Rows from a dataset
============================================================
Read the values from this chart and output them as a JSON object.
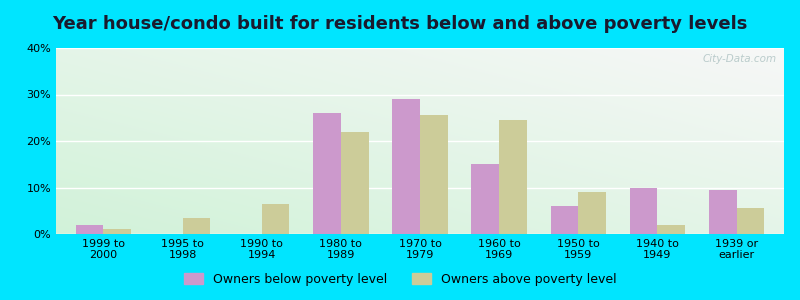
{
  "title": "Year house/condo built for residents below and above poverty levels",
  "categories": [
    "1999 to\n2000",
    "1995 to\n1998",
    "1990 to\n1994",
    "1980 to\n1989",
    "1970 to\n1979",
    "1960 to\n1969",
    "1950 to\n1959",
    "1940 to\n1949",
    "1939 or\nearlier"
  ],
  "below_poverty": [
    2,
    0,
    0,
    26,
    29,
    15,
    6,
    10,
    9.5
  ],
  "above_poverty": [
    1,
    3.5,
    6.5,
    22,
    25.5,
    24.5,
    9,
    2,
    5.5
  ],
  "below_color": "#cc99cc",
  "above_color": "#cccc99",
  "ylim": [
    0,
    40
  ],
  "yticks": [
    0,
    10,
    20,
    30,
    40
  ],
  "ytick_labels": [
    "0%",
    "10%",
    "20%",
    "30%",
    "40%"
  ],
  "background_outer": "#00e5ff",
  "grid_color": "#ffffff",
  "legend_below": "Owners below poverty level",
  "legend_above": "Owners above poverty level",
  "bar_width": 0.35,
  "title_fontsize": 13,
  "watermark": "City-Data.com"
}
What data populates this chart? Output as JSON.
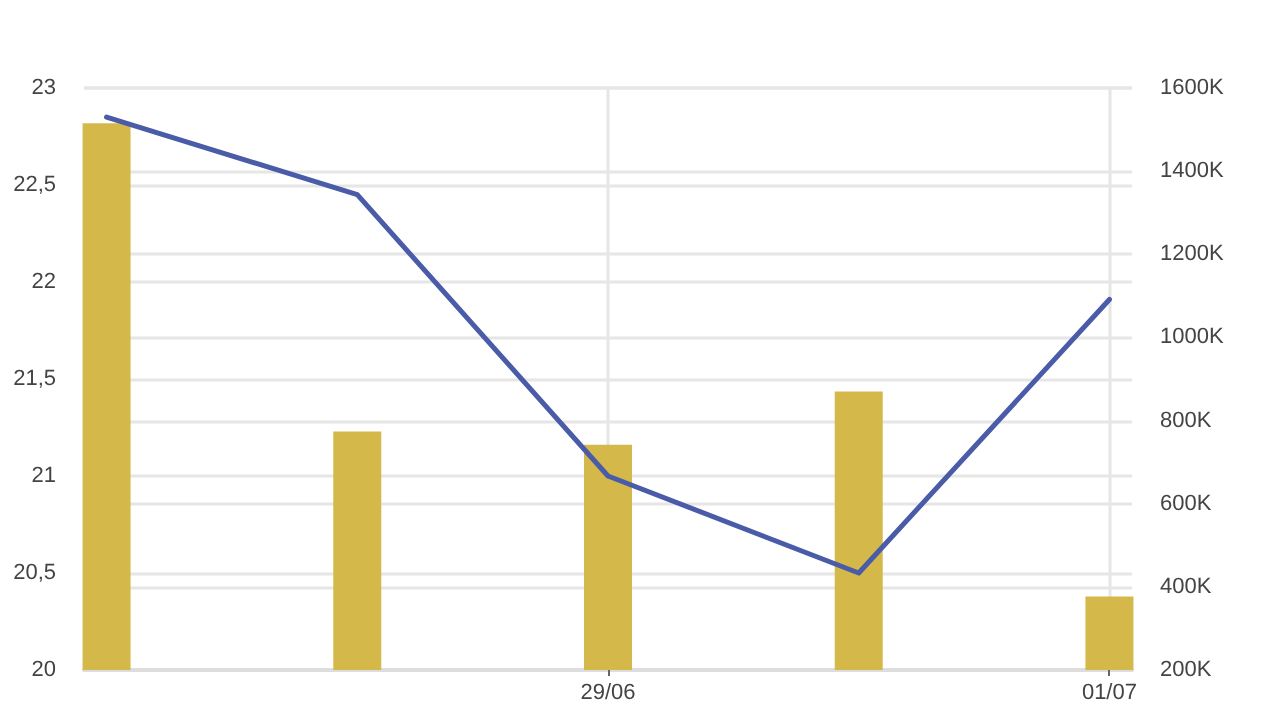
{
  "chart_data": {
    "type": "bar",
    "categories": [
      null,
      null,
      "29/06",
      null,
      "01/07"
    ],
    "series": [
      {
        "axis": "y2",
        "color": "#d4b94a",
        "values": [
          1515,
          774,
          742,
          870,
          377
        ]
      },
      {
        "type": "line",
        "axis": "y",
        "color": "#4a5ba8",
        "values": [
          22.85,
          22.45,
          21.0,
          20.5,
          21.91
        ]
      }
    ],
    "ylim": [
      20,
      23
    ],
    "yticks": [
      20,
      {
        "value": 20.5,
        "label": "20,5"
      },
      21,
      {
        "value": 21.5,
        "label": "21,5"
      },
      22,
      {
        "value": 22.5,
        "label": "22,5"
      },
      23
    ],
    "y2lim": [
      200,
      1600
    ],
    "y2ticks": [
      {
        "value": 200,
        "label": "200K"
      },
      {
        "value": 400,
        "label": "400K"
      },
      {
        "value": 600,
        "label": "600K"
      },
      {
        "value": 800,
        "label": "800K"
      },
      {
        "value": 1000,
        "label": "1000K"
      },
      {
        "value": 1200,
        "label": "1200K"
      },
      {
        "value": 1400,
        "label": "1400K"
      },
      {
        "value": 1600,
        "label": "1600K"
      }
    ],
    "grid": true,
    "marker": "none",
    "line_style": "solid"
  }
}
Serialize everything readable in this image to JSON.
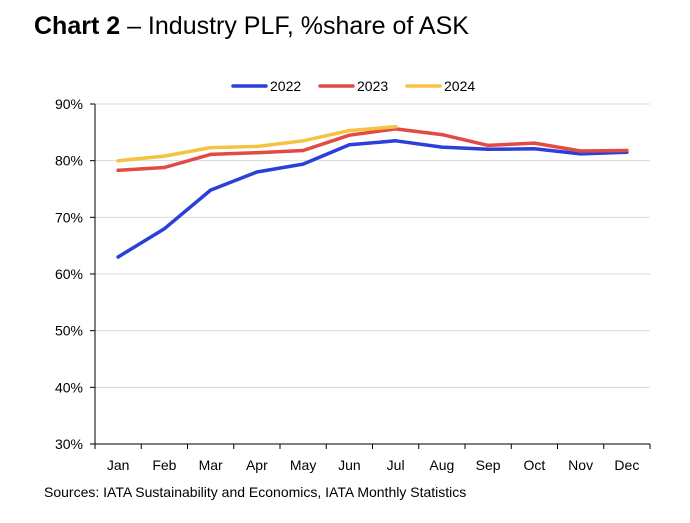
{
  "title": {
    "bold": "Chart 2",
    "rest": " – Industry PLF, %share of ASK"
  },
  "source": "Sources: IATA Sustainability and Economics, IATA Monthly Statistics",
  "chart_data": {
    "type": "line",
    "title": "Industry PLF, %share of ASK",
    "categories": [
      "Jan",
      "Feb",
      "Mar",
      "Apr",
      "May",
      "Jun",
      "Jul",
      "Aug",
      "Sep",
      "Oct",
      "Nov",
      "Dec"
    ],
    "ylim": [
      30,
      90
    ],
    "yticks": [
      30,
      40,
      50,
      60,
      70,
      80,
      90
    ],
    "ytick_labels": [
      "30%",
      "40%",
      "50%",
      "60%",
      "70%",
      "80%",
      "90%"
    ],
    "grid": "horizontal",
    "legend_position": "top",
    "series": [
      {
        "name": "2022",
        "color": "#2b3fd9",
        "values": [
          63.0,
          68.0,
          74.8,
          78.0,
          79.4,
          82.8,
          83.5,
          82.4,
          82.0,
          82.1,
          81.2,
          81.5
        ]
      },
      {
        "name": "2023",
        "color": "#e24a43",
        "values": [
          78.3,
          78.8,
          81.1,
          81.4,
          81.8,
          84.5,
          85.6,
          84.6,
          82.7,
          83.1,
          81.7,
          81.8
        ]
      },
      {
        "name": "2024",
        "color": "#f5c242",
        "values": [
          80.0,
          80.8,
          82.3,
          82.5,
          83.5,
          85.3,
          86.0,
          null,
          null,
          null,
          null,
          null
        ]
      }
    ]
  }
}
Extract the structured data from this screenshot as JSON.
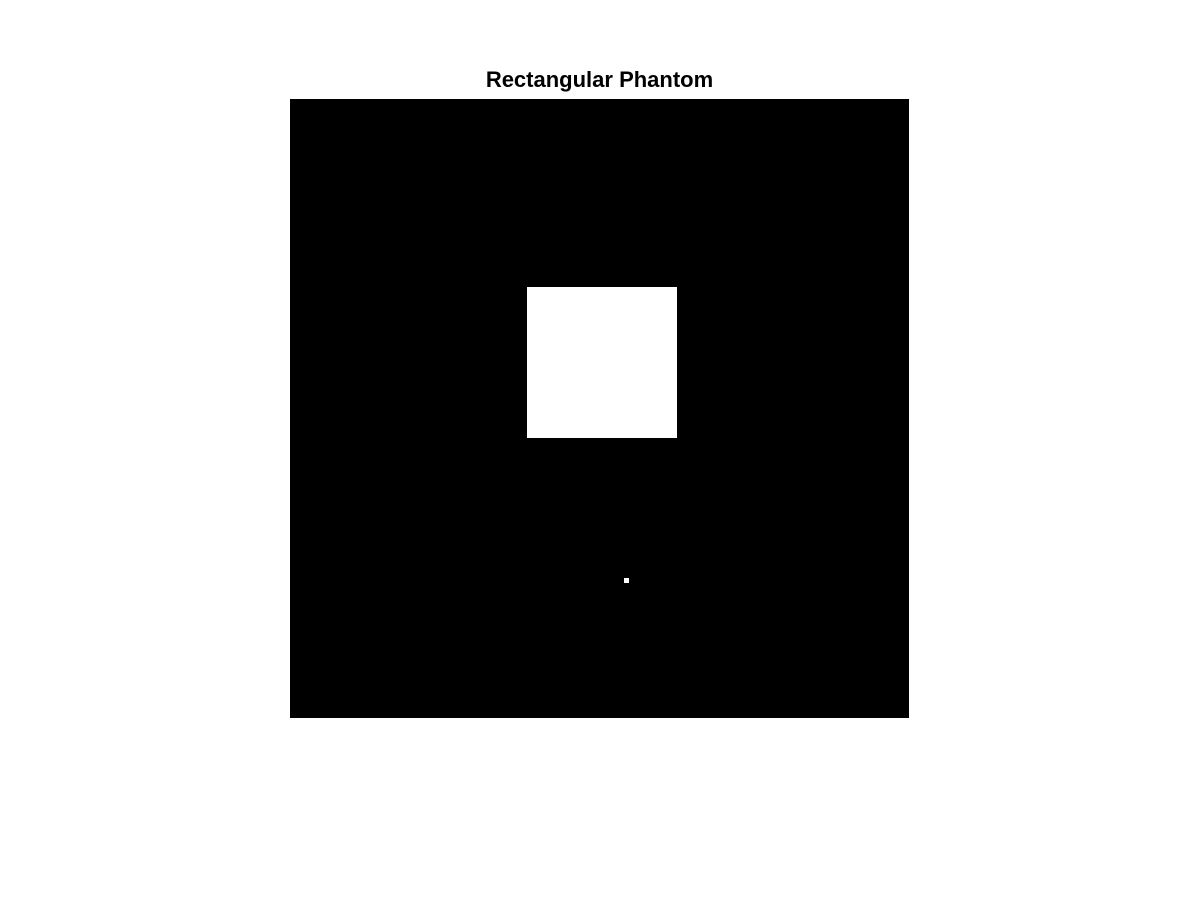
{
  "figure": {
    "title": "Rectangular Phantom",
    "background_color": "#000000",
    "object_color": "#ffffff"
  }
}
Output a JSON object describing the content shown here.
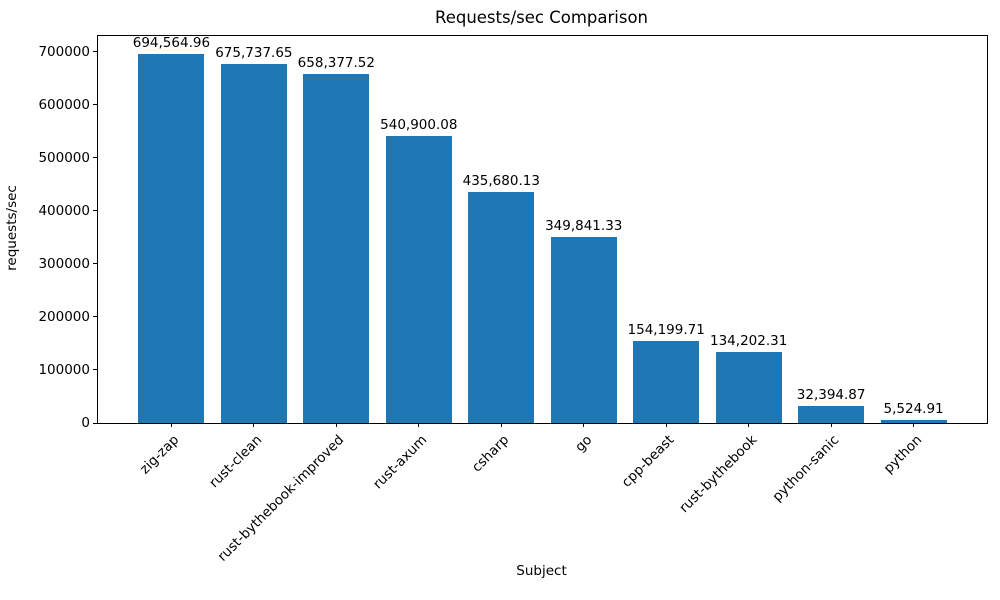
{
  "chart_data": {
    "type": "bar",
    "title": "Requests/sec Comparison",
    "xlabel": "Subject",
    "ylabel": "requests/sec",
    "categories": [
      "zig-zap",
      "rust-clean",
      "rust-bythebook-improved",
      "rust-axum",
      "csharp",
      "go",
      "cpp-beast",
      "rust-bythebook",
      "python-sanic",
      "python"
    ],
    "values": [
      694564.96,
      675737.65,
      658377.52,
      540900.08,
      435680.13,
      349841.33,
      154199.71,
      134202.31,
      32394.87,
      5524.91
    ],
    "value_labels": [
      "694,564.96",
      "675,737.65",
      "658,377.52",
      "540,900.08",
      "435,680.13",
      "349,841.33",
      "154,199.71",
      "134,202.31",
      "32,394.87",
      "5,524.91"
    ],
    "bar_color": "#1f77b4",
    "ylim": [
      0,
      729293
    ],
    "yticks": [
      0,
      100000,
      200000,
      300000,
      400000,
      500000,
      600000,
      700000
    ],
    "grid": false,
    "legend": null,
    "x_tick_rotation_deg": 45
  }
}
============================================================
Repeat the lines above exactly, and keep every picture out.

Read the values from this chart and output them as a JSON object.
{
  "title": "Year house/condo built for residents below and above poverty levels",
  "categories": [
    "1999 to\n2000",
    "1995 to\n1998",
    "1990 to\n1994",
    "1980 to\n1989",
    "1970 to\n1979",
    "1960 to\n1969",
    "1950 to\n1959",
    "1940 to\n1949",
    "1939 or\nearlier"
  ],
  "below_poverty": [
    2,
    0,
    0,
    26,
    29,
    15,
    6,
    10,
    9.5
  ],
  "above_poverty": [
    1,
    3.5,
    6.5,
    22,
    25.5,
    24.5,
    9,
    2,
    5.5
  ],
  "below_color": "#cc99cc",
  "above_color": "#cccc99",
  "ylim": [
    0,
    40
  ],
  "yticks": [
    0,
    10,
    20,
    30,
    40
  ],
  "ytick_labels": [
    "0%",
    "10%",
    "20%",
    "30%",
    "40%"
  ],
  "background_outer": "#00e5ff",
  "grid_color": "#ffffff",
  "legend_below": "Owners below poverty level",
  "legend_above": "Owners above poverty level",
  "bar_width": 0.35,
  "title_fontsize": 13,
  "watermark": "City-Data.com"
}
What data populates this chart? Output as JSON.
{
  "chart_data": {
    "type": "bar",
    "categories": [
      null,
      null,
      "29/06",
      null,
      "01/07"
    ],
    "series": [
      {
        "axis": "y2",
        "color": "#d4b94a",
        "values": [
          1515,
          774,
          742,
          870,
          377
        ]
      },
      {
        "type": "line",
        "axis": "y",
        "color": "#4a5ba8",
        "values": [
          22.85,
          22.45,
          21.0,
          20.5,
          21.91
        ]
      }
    ],
    "ylim": [
      20,
      23
    ],
    "yticks": [
      20,
      {
        "value": 20.5,
        "label": "20,5"
      },
      21,
      {
        "value": 21.5,
        "label": "21,5"
      },
      22,
      {
        "value": 22.5,
        "label": "22,5"
      },
      23
    ],
    "y2lim": [
      200,
      1600
    ],
    "y2ticks": [
      {
        "value": 200,
        "label": "200K"
      },
      {
        "value": 400,
        "label": "400K"
      },
      {
        "value": 600,
        "label": "600K"
      },
      {
        "value": 800,
        "label": "800K"
      },
      {
        "value": 1000,
        "label": "1000K"
      },
      {
        "value": 1200,
        "label": "1200K"
      },
      {
        "value": 1400,
        "label": "1400K"
      },
      {
        "value": 1600,
        "label": "1600K"
      }
    ],
    "grid": true,
    "marker": "none",
    "line_style": "solid"
  }
}
Serialize everything readable in this image to JSON.
{
  "title": {
    "bold": "Chart 2",
    "rest": " – Industry PLF, %share of ASK"
  },
  "source": "Sources: IATA Sustainability and Economics, IATA Monthly Statistics",
  "chart_data": {
    "type": "line",
    "title": "Industry PLF, %share of ASK",
    "categories": [
      "Jan",
      "Feb",
      "Mar",
      "Apr",
      "May",
      "Jun",
      "Jul",
      "Aug",
      "Sep",
      "Oct",
      "Nov",
      "Dec"
    ],
    "ylim": [
      30,
      90
    ],
    "yticks": [
      30,
      40,
      50,
      60,
      70,
      80,
      90
    ],
    "ytick_labels": [
      "30%",
      "40%",
      "50%",
      "60%",
      "70%",
      "80%",
      "90%"
    ],
    "grid": "horizontal",
    "legend_position": "top",
    "series": [
      {
        "name": "2022",
        "color": "#2b3fd9",
        "values": [
          63.0,
          68.0,
          74.8,
          78.0,
          79.4,
          82.8,
          83.5,
          82.4,
          82.0,
          82.1,
          81.2,
          81.5
        ]
      },
      {
        "name": "2023",
        "color": "#e24a43",
        "values": [
          78.3,
          78.8,
          81.1,
          81.4,
          81.8,
          84.5,
          85.6,
          84.6,
          82.7,
          83.1,
          81.7,
          81.8
        ]
      },
      {
        "name": "2024",
        "color": "#f5c242",
        "values": [
          80.0,
          80.8,
          82.3,
          82.5,
          83.5,
          85.3,
          86.0,
          null,
          null,
          null,
          null,
          null
        ]
      }
    ]
  }
}
Extract the structured data from this screenshot as JSON.
{
  "figure": {
    "title": "Rectangular Phantom",
    "background_color": "#000000",
    "object_color": "#ffffff"
  }
}
Output a JSON object describing the content shown here.
{
  "chart_data": {
    "type": "bar",
    "title": "Requests/sec Comparison",
    "xlabel": "Subject",
    "ylabel": "requests/sec",
    "categories": [
      "zig-zap",
      "rust-clean",
      "rust-bythebook-improved",
      "rust-axum",
      "csharp",
      "go",
      "cpp-beast",
      "rust-bythebook",
      "python-sanic",
      "python"
    ],
    "values": [
      694564.96,
      675737.65,
      658377.52,
      540900.08,
      435680.13,
      349841.33,
      154199.71,
      134202.31,
      32394.87,
      5524.91
    ],
    "value_labels": [
      "694,564.96",
      "675,737.65",
      "658,377.52",
      "540,900.08",
      "435,680.13",
      "349,841.33",
      "154,199.71",
      "134,202.31",
      "32,394.87",
      "5,524.91"
    ],
    "bar_color": "#1f77b4",
    "ylim": [
      0,
      729293
    ],
    "yticks": [
      0,
      100000,
      200000,
      300000,
      400000,
      500000,
      600000,
      700000
    ],
    "grid": false,
    "legend": null,
    "x_tick_rotation_deg": 45
  }
}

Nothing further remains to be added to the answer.